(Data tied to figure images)

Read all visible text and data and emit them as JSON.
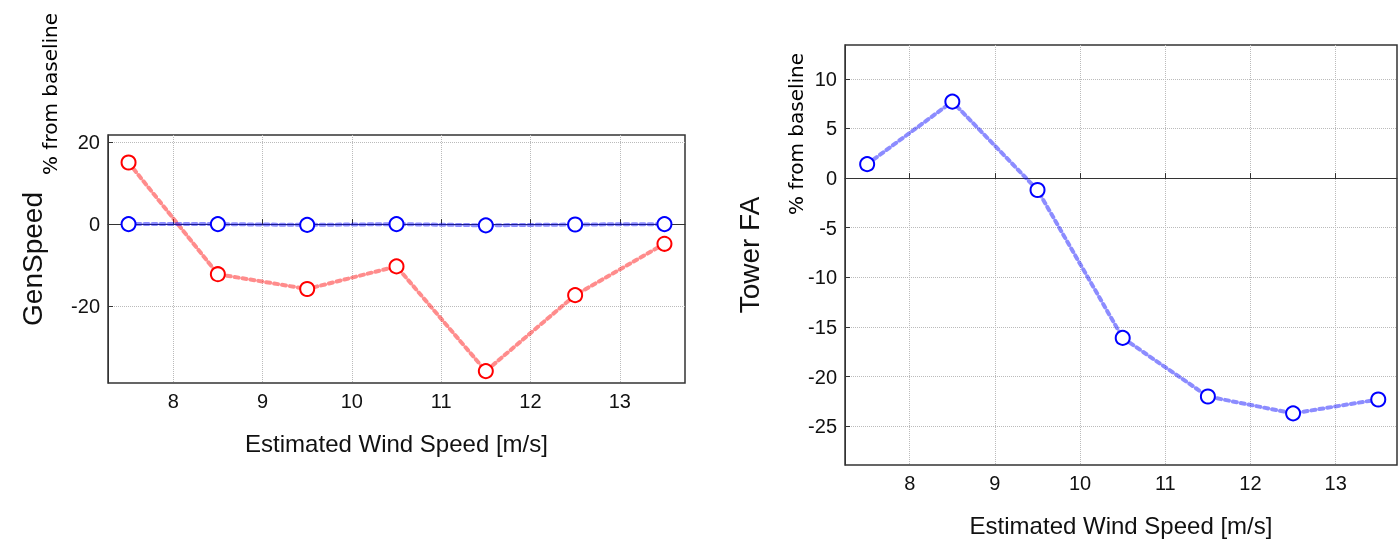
{
  "chart_data": [
    {
      "type": "line",
      "xlabel": "Estimated Wind Speed [m/s]",
      "ylabel": "GenSpeed",
      "annotations": [
        "% from baseline"
      ],
      "x": [
        7.5,
        8.5,
        9.5,
        10.5,
        11.5,
        12.5,
        13.5
      ],
      "series": [
        {
          "color": "#ff0000",
          "values": [
            15.0,
            -12.2,
            -15.8,
            -10.3,
            -35.8,
            -17.3,
            -4.8
          ]
        },
        {
          "color": "#0000ff",
          "values": [
            0,
            0,
            -0.2,
            0,
            -0.3,
            -0.1,
            0
          ]
        }
      ],
      "xlim": [
        7.27,
        13.73
      ],
      "xticks": [
        8,
        9,
        10,
        11,
        12,
        13
      ],
      "ylim": [
        -38.7,
        21.7
      ],
      "yticks": [
        -20,
        0,
        20
      ],
      "grid": true,
      "marker": "circle",
      "line_style": "dotted"
    },
    {
      "type": "line",
      "xlabel": "Estimated Wind Speed [m/s]",
      "ylabel": "Tower FA",
      "annotations": [
        "% from baseline"
      ],
      "x": [
        7.5,
        8.5,
        9.5,
        10.5,
        11.5,
        12.5,
        13.5
      ],
      "series": [
        {
          "color": "#0000ff",
          "values": [
            1.4,
            7.7,
            -1.2,
            -16.1,
            -22.0,
            -23.7,
            -22.3
          ]
        }
      ],
      "xlim": [
        7.24,
        13.72
      ],
      "xticks": [
        8,
        9,
        10,
        11,
        12,
        13
      ],
      "ylim": [
        -28.9,
        13.4
      ],
      "yticks": [
        -25,
        -20,
        -15,
        -10,
        -5,
        0,
        5,
        10
      ],
      "grid": true,
      "marker": "circle",
      "line_style": "dotted"
    }
  ]
}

SET PROBLEM –
Your task is to reproduce all of the material exactly. The pictures stay out.

REPLY TO THE EXERCISE –
Read all visible text and data and emit them as JSON.
{
  "chart_data": [
    {
      "type": "line",
      "xlabel": "Estimated Wind Speed [m/s]",
      "ylabel": "GenSpeed",
      "annotations": [
        "% from baseline"
      ],
      "x": [
        7.5,
        8.5,
        9.5,
        10.5,
        11.5,
        12.5,
        13.5
      ],
      "series": [
        {
          "color": "#ff0000",
          "values": [
            15.0,
            -12.2,
            -15.8,
            -10.3,
            -35.8,
            -17.3,
            -4.8
          ]
        },
        {
          "color": "#0000ff",
          "values": [
            0,
            0,
            -0.2,
            0,
            -0.3,
            -0.1,
            0
          ]
        }
      ],
      "xlim": [
        7.27,
        13.73
      ],
      "xticks": [
        8,
        9,
        10,
        11,
        12,
        13
      ],
      "ylim": [
        -38.7,
        21.7
      ],
      "yticks": [
        -20,
        0,
        20
      ],
      "grid": true,
      "marker": "circle",
      "line_style": "dotted"
    },
    {
      "type": "line",
      "xlabel": "Estimated Wind Speed [m/s]",
      "ylabel": "Tower FA",
      "annotations": [
        "% from baseline"
      ],
      "x": [
        7.5,
        8.5,
        9.5,
        10.5,
        11.5,
        12.5,
        13.5
      ],
      "series": [
        {
          "color": "#0000ff",
          "values": [
            1.4,
            7.7,
            -1.2,
            -16.1,
            -22.0,
            -23.7,
            -22.3
          ]
        }
      ],
      "xlim": [
        7.24,
        13.72
      ],
      "xticks": [
        8,
        9,
        10,
        11,
        12,
        13
      ],
      "ylim": [
        -28.9,
        13.4
      ],
      "yticks": [
        -25,
        -20,
        -15,
        -10,
        -5,
        0,
        5,
        10
      ],
      "grid": true,
      "marker": "circle",
      "line_style": "dotted"
    }
  ]
}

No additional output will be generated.